• **SET TASK**: Pull every line containing "Protection" out of the material below.

Data records

┌──

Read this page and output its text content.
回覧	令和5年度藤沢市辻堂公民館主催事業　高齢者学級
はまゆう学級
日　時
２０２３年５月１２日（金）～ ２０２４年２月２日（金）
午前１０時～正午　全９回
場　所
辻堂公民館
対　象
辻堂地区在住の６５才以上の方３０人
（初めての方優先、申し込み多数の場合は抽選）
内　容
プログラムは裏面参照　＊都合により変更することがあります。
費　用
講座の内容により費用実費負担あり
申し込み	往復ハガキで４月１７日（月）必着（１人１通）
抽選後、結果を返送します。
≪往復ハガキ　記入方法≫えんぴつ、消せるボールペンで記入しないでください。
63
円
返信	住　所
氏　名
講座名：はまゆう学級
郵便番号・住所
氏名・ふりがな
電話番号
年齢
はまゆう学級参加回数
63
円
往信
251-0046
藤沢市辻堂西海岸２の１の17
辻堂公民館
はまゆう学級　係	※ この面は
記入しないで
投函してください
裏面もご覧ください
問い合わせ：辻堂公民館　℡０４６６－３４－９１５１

└──
┌──

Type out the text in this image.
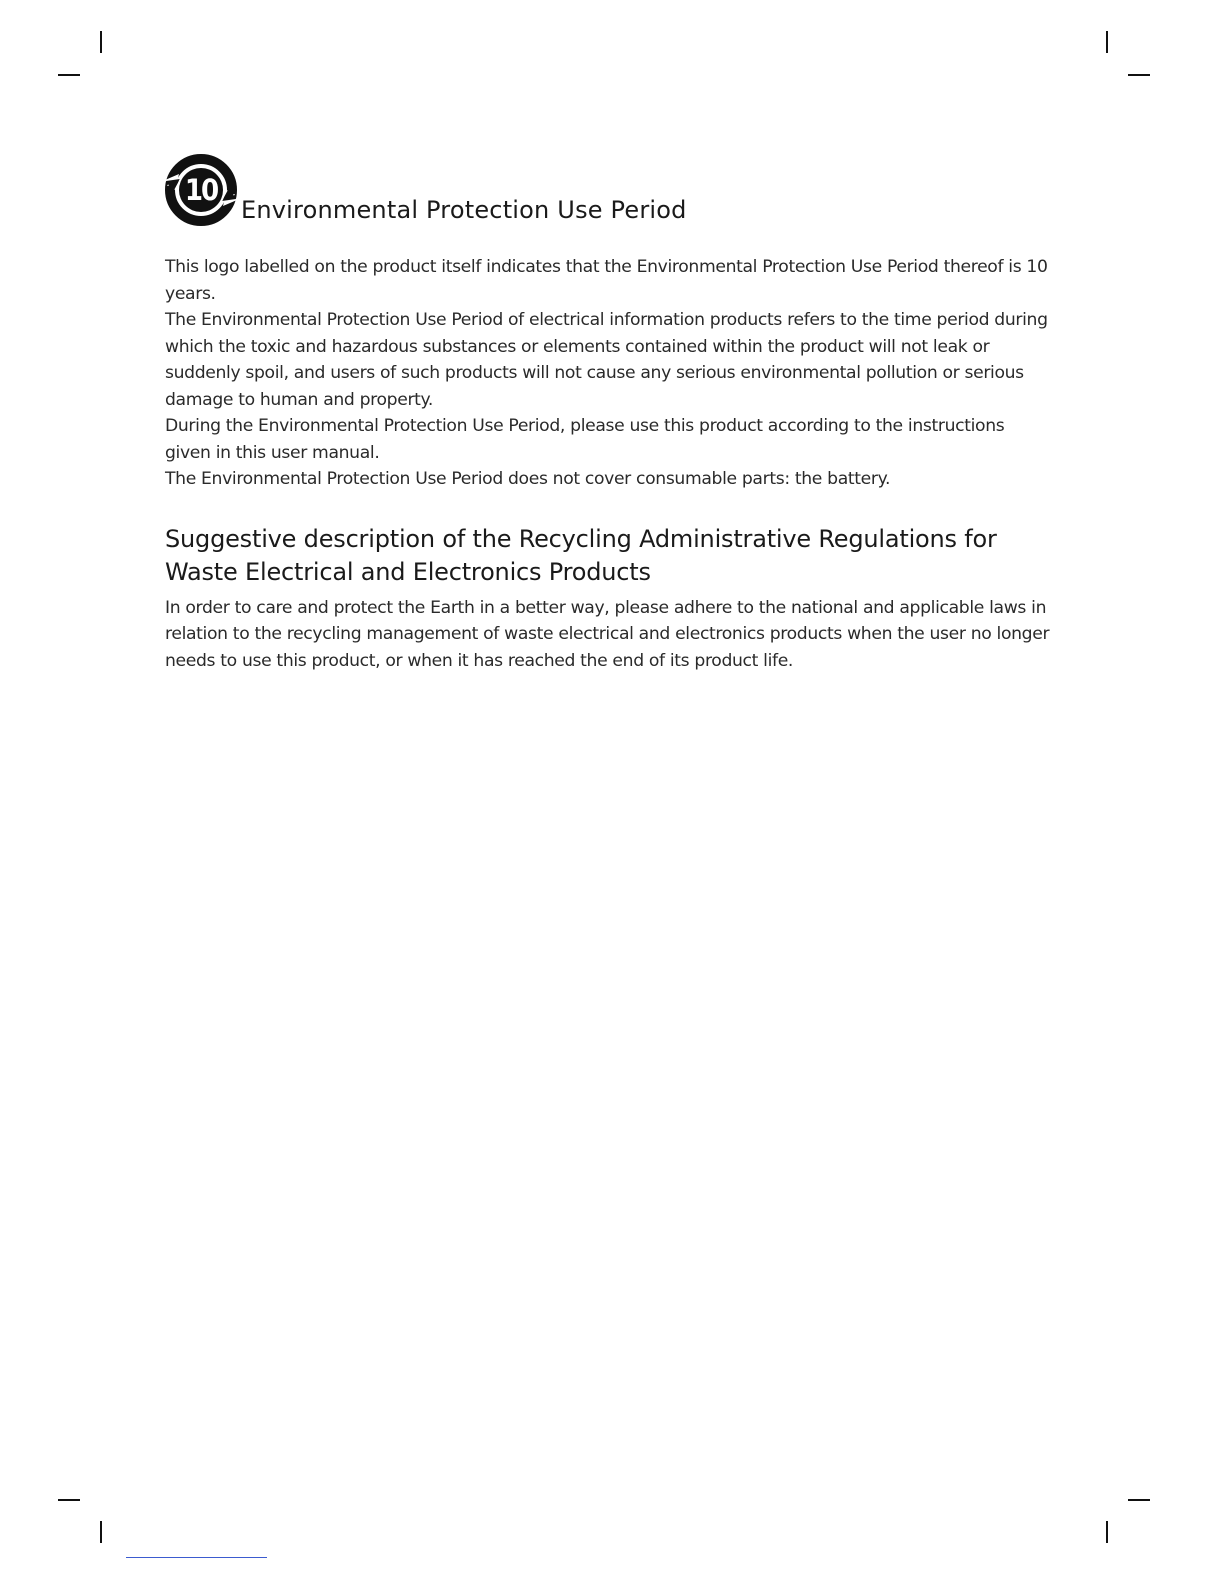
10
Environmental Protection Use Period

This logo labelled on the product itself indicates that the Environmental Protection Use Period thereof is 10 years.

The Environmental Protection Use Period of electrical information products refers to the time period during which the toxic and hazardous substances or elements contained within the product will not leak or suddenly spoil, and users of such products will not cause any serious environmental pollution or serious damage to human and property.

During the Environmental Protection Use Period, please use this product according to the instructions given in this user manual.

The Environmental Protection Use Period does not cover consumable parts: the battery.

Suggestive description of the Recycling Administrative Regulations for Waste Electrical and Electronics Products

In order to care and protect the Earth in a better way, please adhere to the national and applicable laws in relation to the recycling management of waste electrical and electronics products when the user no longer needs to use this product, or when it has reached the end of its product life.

└──
┌──

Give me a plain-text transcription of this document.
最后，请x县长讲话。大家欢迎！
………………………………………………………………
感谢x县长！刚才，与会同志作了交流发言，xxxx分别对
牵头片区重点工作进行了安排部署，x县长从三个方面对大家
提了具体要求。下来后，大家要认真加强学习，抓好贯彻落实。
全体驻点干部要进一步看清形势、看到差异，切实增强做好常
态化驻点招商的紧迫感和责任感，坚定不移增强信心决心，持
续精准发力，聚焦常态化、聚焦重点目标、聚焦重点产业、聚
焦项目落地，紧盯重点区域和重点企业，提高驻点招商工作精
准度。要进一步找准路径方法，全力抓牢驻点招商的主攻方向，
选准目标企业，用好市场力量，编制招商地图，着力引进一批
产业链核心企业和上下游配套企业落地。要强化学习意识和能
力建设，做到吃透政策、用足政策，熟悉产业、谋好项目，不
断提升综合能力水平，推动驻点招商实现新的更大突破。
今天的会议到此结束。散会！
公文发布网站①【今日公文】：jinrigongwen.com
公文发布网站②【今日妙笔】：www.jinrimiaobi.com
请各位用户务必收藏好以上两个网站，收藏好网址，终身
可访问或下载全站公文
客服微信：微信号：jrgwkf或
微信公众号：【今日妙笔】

└──

• **FINISHED ANSWER**:
Environmental Protection Use Period
This logo labelled on the product itself indicates that the Environmental Protection Use Period thereof is 10 years.
The Environmental Protection Use Period of electrical information products refers to the time period during which the toxic and hazardous substances or elements contained within the product will not leak or suddenly spoil, and users of such products will not cause any serious environmental pollution or serious damage to human and property.
During the Environmental Protection Use Period, please use this product according to the instructions given in this user manual.
The Environmental Protection Use Period does not cover consumable parts: the battery.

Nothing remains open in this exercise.